= WRITTEN TASK =
Please rewrite the listing below with "Eu te vivo" changed to "Eu te amo" wherever it appears, keeping everything else the same and leaving out the pictures.

= RECORDS SUPPLIED =
————

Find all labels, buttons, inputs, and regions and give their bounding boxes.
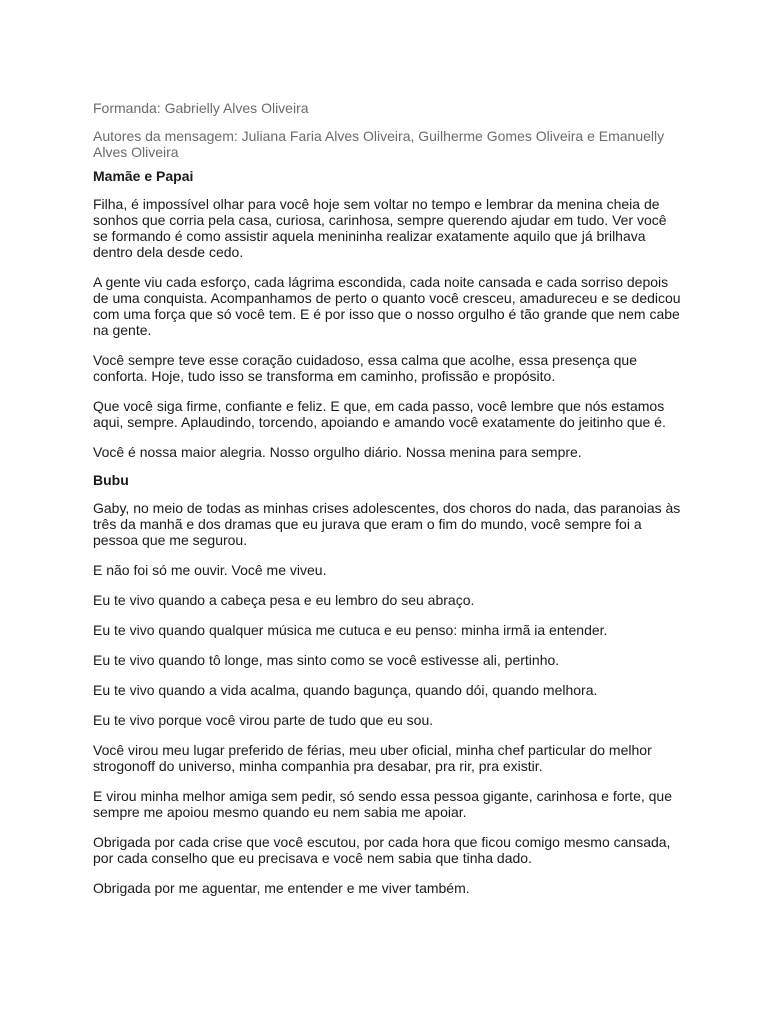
paragraph: A gente viu cada esforço, cada lágrima escondida, cada noite cansada e cada sorriso depois de uma conquista. Acompanhamos de perto o quanto você cresceu, amadureceu e se dedicou com uma força que só você tem. E é por isso que o nosso orgulho é tão grande que nem cabe na gente. xyxy=(93,274,681,338)
paragraph: Eu te vivo quando a cabeça pesa e eu lembro do seu abraço. xyxy=(93,592,475,608)
paragraph: Que você siga firme, confiante e feliz. E que, em cada passo, você lembre que nós estamos aqui, sempre. Aplaudindo, torcendo, apoiando e amando você exatamente do jeitinho que é. xyxy=(93,398,666,430)
section-heading-bubu: Bubu xyxy=(93,472,129,488)
paragraph: Gaby, no meio de todas as minhas crises adolescentes, dos choros do nada, das paranoias às três da manhã e dos dramas que eu jurava que eram o fim do mundo, você sempre foi a pessoa que me segurou. xyxy=(93,500,681,548)
paragraph: Obrigada por me aguentar, me entender e me viver também. xyxy=(93,880,470,896)
message-authors: Autores da mensagem: Juliana Faria Alves Oliveira, Guilherme Gomes Oliveira e Emanuelly Alves Oliveira xyxy=(93,128,665,160)
document-page xyxy=(93,100,683,910)
paragraph: E virou minha melhor amiga sem pedir, só sendo essa pessoa gigante, carinhosa e forte, que sempre me apoiou mesmo quando eu nem sabia me apoiar. xyxy=(93,788,672,820)
paragraph: Eu te vivo quando a vida acalma, quando bagunça, quando dói, quando melhora. xyxy=(93,682,598,698)
paragraph: Você sempre teve esse coração cuidadoso, essa calma que acolhe, essa presença que conforta. Hoje, tudo isso se transforma em caminho, profissão e propósito. xyxy=(93,352,637,384)
paragraph: Eu te vivo quando qualquer música me cutuca e eu penso: minha irmã ia entender. xyxy=(93,622,608,638)
paragraph: Você virou meu lugar preferido de férias, meu uber oficial, minha chef particular do melhor strogonoff do universo, minha companhia pra desabar, pra rir, pra existir. xyxy=(93,742,652,774)
paragraph: Obrigada por cada crise que você escutou, por cada hora que ficou comigo mesmo cansada, por cada conselho que eu precisava e você nem sabia que tinha dado. xyxy=(93,834,671,866)
graduate-name: Formanda: Gabrielly Alves Oliveira xyxy=(93,100,309,116)
paragraph: E não foi só me ouvir. Você me viveu. xyxy=(93,562,327,578)
section-heading-mamae-papai: Mamãe e Papai xyxy=(93,168,194,184)
paragraph: Você é nossa maior alegria. Nosso orgulho diário. Nossa menina para sempre. xyxy=(93,444,582,460)
paragraph: Filha, é impossível olhar para você hoje sem voltar no tempo e lembrar da menina cheia de sonhos que corria pela casa, curiosa, carinhosa, sempre querendo ajudar em tudo. Ver você se formando é como assistir aquela menininha realizar exatamente aquilo que já brilhava dentro dela desde cedo. xyxy=(93,196,667,260)
paragraph: Eu te vivo quando tô longe, mas sinto como se você estivesse ali, pertinho. xyxy=(93,652,560,668)
paragraph: Eu te vivo porque você virou parte de tudo que eu sou. xyxy=(93,712,434,728)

————

= COMPLETED EXERCISE =
Find all labels, buttons, inputs, and regions and give their bounding boxes.
paragraph: A gente viu cada esforço, cada lágrima escondida, cada noite cansada e cada sorriso depois de uma conquista. Acompanhamos de perto o quanto você cresceu, amadureceu e se dedicou com uma força que só você tem. E é por isso que o nosso orgulho é tão grande que nem cabe na gente. xyxy=(93,274,681,338)
paragraph: Eu te amo quando a cabeça pesa e eu lembro do seu abraço. xyxy=(93,592,475,608)
paragraph: Que você siga firme, confiante e feliz. E que, em cada passo, você lembre que nós estamos aqui, sempre. Aplaudindo, torcendo, apoiando e amando você exatamente do jeitinho que é. xyxy=(93,398,666,430)
section-heading-bubu: Bubu xyxy=(93,472,129,488)
paragraph: Gaby, no meio de todas as minhas crises adolescentes, dos choros do nada, das paranoias às três da manhã e dos dramas que eu jurava que eram o fim do mundo, você sempre foi a pessoa que me segurou. xyxy=(93,500,681,548)
paragraph: Obrigada por me aguentar, me entender e me viver também. xyxy=(93,880,470,896)
message-authors: Autores da mensagem: Juliana Faria Alves Oliveira, Guilherme Gomes Oliveira e Emanuelly Alves Oliveira xyxy=(93,128,665,160)
document-page xyxy=(93,100,683,910)
paragraph: E virou minha melhor amiga sem pedir, só sendo essa pessoa gigante, carinhosa e forte, que sempre me apoiou mesmo quando eu nem sabia me apoiar. xyxy=(93,788,672,820)
paragraph: Eu te amo quando a vida acalma, quando bagunça, quando dói, quando melhora. xyxy=(93,682,598,698)
paragraph: Você sempre teve esse coração cuidadoso, essa calma que acolhe, essa presença que conforta. Hoje, tudo isso se transforma em caminho, profissão e propósito. xyxy=(93,352,637,384)
paragraph: Eu te amo quando qualquer música me cutuca e eu penso: minha irmã ia entender. xyxy=(93,622,608,638)
paragraph: Você virou meu lugar preferido de férias, meu uber oficial, minha chef particular do melhor strogonoff do universo, minha companhia pra desabar, pra rir, pra existir. xyxy=(93,742,652,774)
paragraph: Obrigada por cada crise que você escutou, por cada hora que ficou comigo mesmo cansada, por cada conselho que eu precisava e você nem sabia que tinha dado. xyxy=(93,834,671,866)
graduate-name: Formanda: Gabrielly Alves Oliveira xyxy=(93,100,309,116)
paragraph: E não foi só me ouvir. Você me viveu. xyxy=(93,562,327,578)
section-heading-mamae-papai: Mamãe e Papai xyxy=(93,168,194,184)
paragraph: Você é nossa maior alegria. Nosso orgulho diário. Nossa menina para sempre. xyxy=(93,444,582,460)
paragraph: Filha, é impossível olhar para você hoje sem voltar no tempo e lembrar da menina cheia de sonhos que corria pela casa, curiosa, carinhosa, sempre querendo ajudar em tudo. Ver você se formando é como assistir aquela menininha realizar exatamente aquilo que já brilhava dentro dela desde cedo. xyxy=(93,196,667,260)
paragraph: Eu te amo quando tô longe, mas sinto como se você estivesse ali, pertinho. xyxy=(93,652,560,668)
paragraph: Eu te amo porque você virou parte de tudo que eu sou. xyxy=(93,712,434,728)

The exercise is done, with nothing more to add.